• READING TEXT:
━━━━━━━━━━━━━━━━━━━━
Convert your Postman collections into different formats.

Very fast.
Offline.
Without 3rd-party dependencies.

These formats are supported for now: http, curl, wget.

This project was quickly written in my spare time to solve one exact problem in one NDA-project, so it may contain stupid errors and (for sure) doesn't cover all possible cases according to collection schema. So feel free to propose your improvements.

Supported features

  • collection schema v2.1;
  • Bearer auth;
  • replace vars in requests by stored in collection and environment file;
  • export one or several collections (or even whole directories) into one or all of formats supported at the same time;
  • all headers (including disabled for http-format);
  • json body (forces header Content-Type to application/json);
  • formdata body (including disabled fields for http-format; forces header Content-Type to multipart/form-data)

Planned features

  • conversion between postman schema v2.1 <-> v2.0 (#11);
  • support as many as possible/necessary of authentication kinds (currently only Bearer supported);
  • support as many as possible/necessary of body formats (currently only json and formdata);
  • documentation generation support (markdown) with responce examples (if present) (#6);
  • maybe some another convert formats (like httpie or something...);
  • better logging;
  • 90%+ test coverage, phpcs, psalm, etc.;
  • web version.

Install and upgrade

composer global r axenov/pm-convert   # install
composer global u axenov/pm-convert   # upgrade

Make sure your ~/.config/composer/vendor/bin is in $PATH env:

echo $PATH | grep --color=auto 'composer'
# if not then execute this command and add it into ~/.profile:
export PATH="$PATH:~/.config/composer/vendor/bin"

Usage

$ pm-convert --help
Postman collection converter
Usage:
        ./pm-convert -f|-d PATH -o OUTPUT_PATH [ARGUMENTS] [FORMATS]
        php pm-convert -f|-d PATH -o OUTPUT_PATH [ARGUMENTS] [FORMATS]
        composer pm-convert -f|-d PATH -o OUTPUT_PATH [ARGUMENTS] [FORMATS]
        ./vendor/bin/pm-convert -f|-d PATH -o OUTPUT_PATH [ARGUMENTS] [FORMATS]

Possible ARGUMENTS:
        -f, --file          - a PATH to a single collection file to convert from
        -d, --dir           - a PATH to a directory with collections to convert from
        -o, --output        - a directory OUTPUT_PATH to put results in
        -e, --env           - use environment file with variables to replace in requests
        --var "NAME=VALUE"  - force replace specified env variable called NAME with custom VALUE
                              (see interpolation notes below)
        -p, --preserve      - do not delete OUTPUT_PATH (if exists)
        -h, --help          - show this help message and exit
        -v, --version       - show version info and exit

If no ARGUMENTS passed then --help implied.
If both -f and -d are specified then only unique set of files from both arguments will be converted.
-f or -d are required to be specified at least once, but each may be specified multiple times.
PATH must be a valid path to readable json-file or directory.
━━━━━━━━━━━━━━━━━━━━
• THE TASKS:
1. According to the Postman converter readme, which authentication kind is currently the only one supported?
2. Write the next part of the Postman converter readme, picking up right after its final sentence.

• COLLECTED DATA:
━━━━━━━━━━━━━━━━━━━━
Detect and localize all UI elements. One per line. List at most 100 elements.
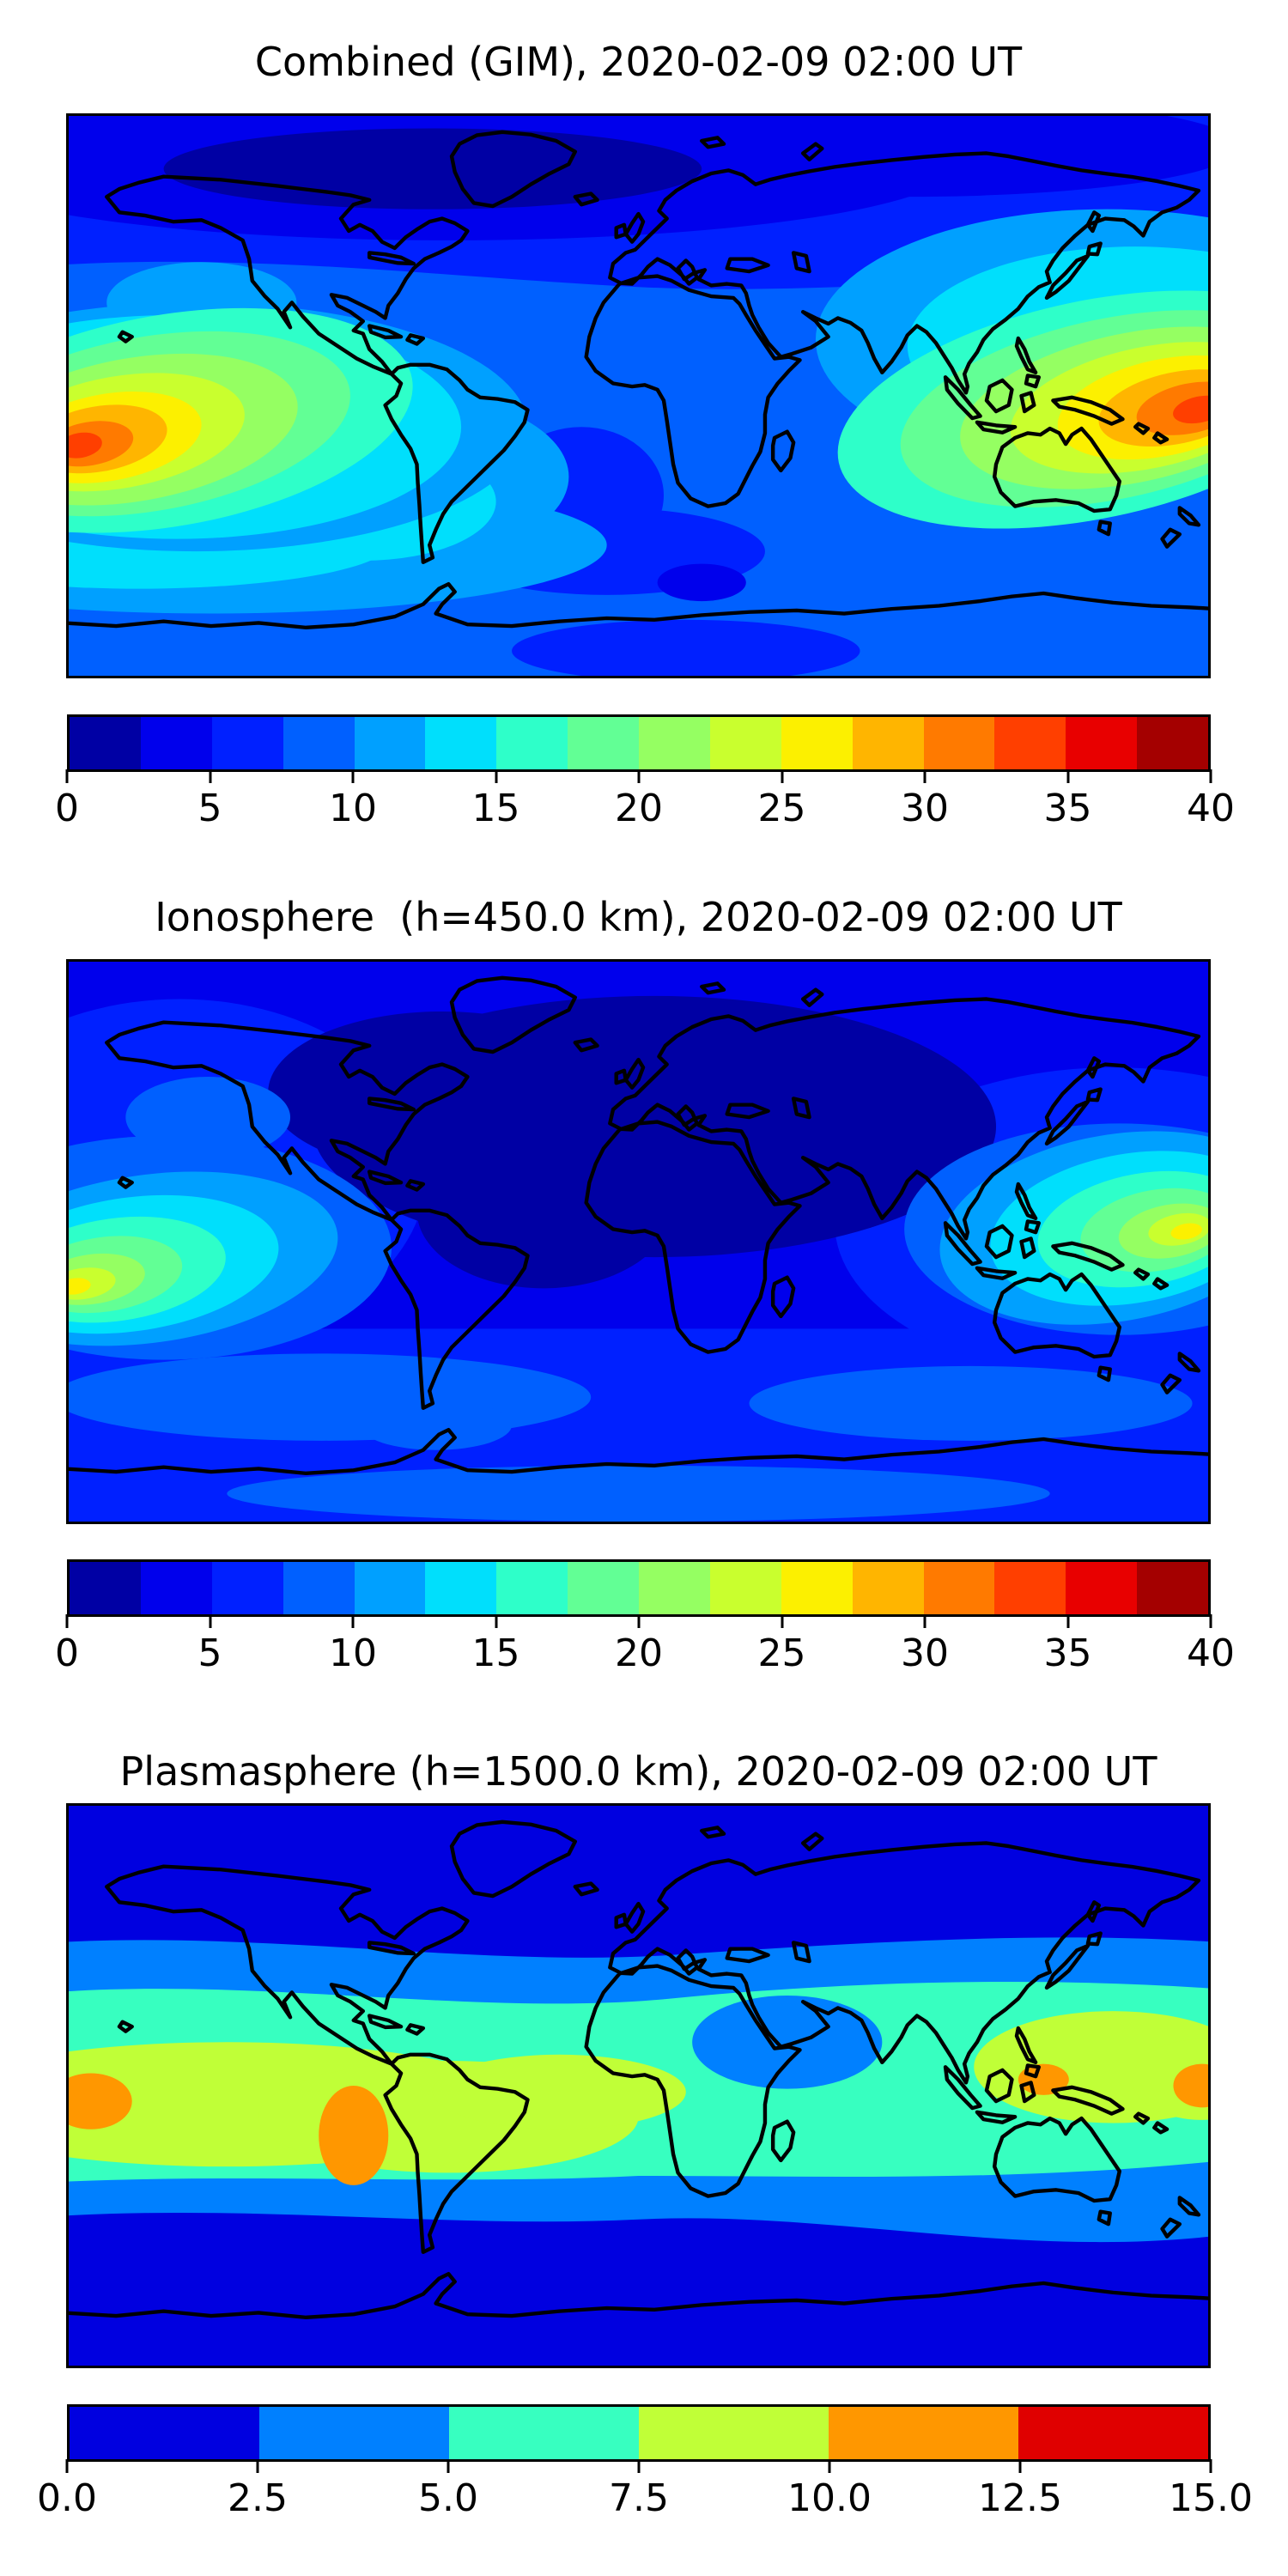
━━━━━━━━━━━━━━━━━━━━
• ANSWERS TO THE EXERCISE:
1. Bearer auth.

2.
OUTPUT_PATH must be a valid path to writeable directory.
If -o or -e was specified several times then only last one will be used.

Possible FORMATS:
        --http   - generate raw *.http files (default)
        --curl   - generate shell scripts with curl command
        --wget   - generate shell scripts with wget command

If no FORMATS specified then --http implied.
Any of FORMATS can be specified at the same time.

Notes about variable interpolation:
        1. You can use -e to tell where to find variables to replace in requests.
        2. You can use one or several --var to replace specific env variables to your own value.
        3. Correct syntax is `--var "NAME=VALUE". NAME may be in curly braces like {{NAME}}.
        4. Since -e is optional, a bunch of --var will emulate an environment. Also it does not
           matter if there is --var in environment file you provided or not.
        5. Even if you (not) provided -e and/or --var, any of variable may still be overridden
           from collection (if any), so last ones has top priority.

Example:
    ./pm-convert \ 
        -f ~/dir1/first.postman_collection.json \ 
        --directory ~/team \ 
        --file ~/dir2/second.postman_collection.json \ 
        --env ~/localhost.postman_environment.json \ 
        -d ~/personal \ 
        --var "myvar=some value" \ 
        -o ~/postman_export 

Notices

  1. Result of pm-convert execution is bunch of generated files. Most likely they will contain errors such as not interpolated {{variables}} values (due to missed ones in collection), wrong command format or GETs with bodies. You must review any generated file before using.
  2. Make sure every (I mean every) collection (not collection file), its folders and/or requests has unique names. If not, you can rename them in Postman or convert collections with similar names into different directories. Otherwise any generated file may be accidently overwritten by another one.

How to implement a new format

  1. Create new namespace in ./src/Converters and name it according to format of your choice
  2. Create two classes for converter and request object which extends Converters\Abstract\Abstract{Converter, Request} respectively
  3. Change constants values in your new request class according to format you want to implement
  4. Write your own logic in converter's __toString() method, write new methods and override abstract ones

License

You can use, share and develop this project according to MIT License.

Postman is protected legal trademark of Postman, Inc.


Disclaimer

I'm not affiliated with Postman, Inc. in any way.

I'm just a backend developer who is forced to use this javascripted gigachad-shitmonster.

So the goal of this project is to:

  • take the data and its synchronization under own transparent control;
  • easily migrate to something more RAM tolerant and productive, easier and free to use;
  • get off the needle of the vendor lock, strict restrictions for teams and not to pay incredible $ for heavy useless WYSIWYGs;
  • give YOU these opportunities.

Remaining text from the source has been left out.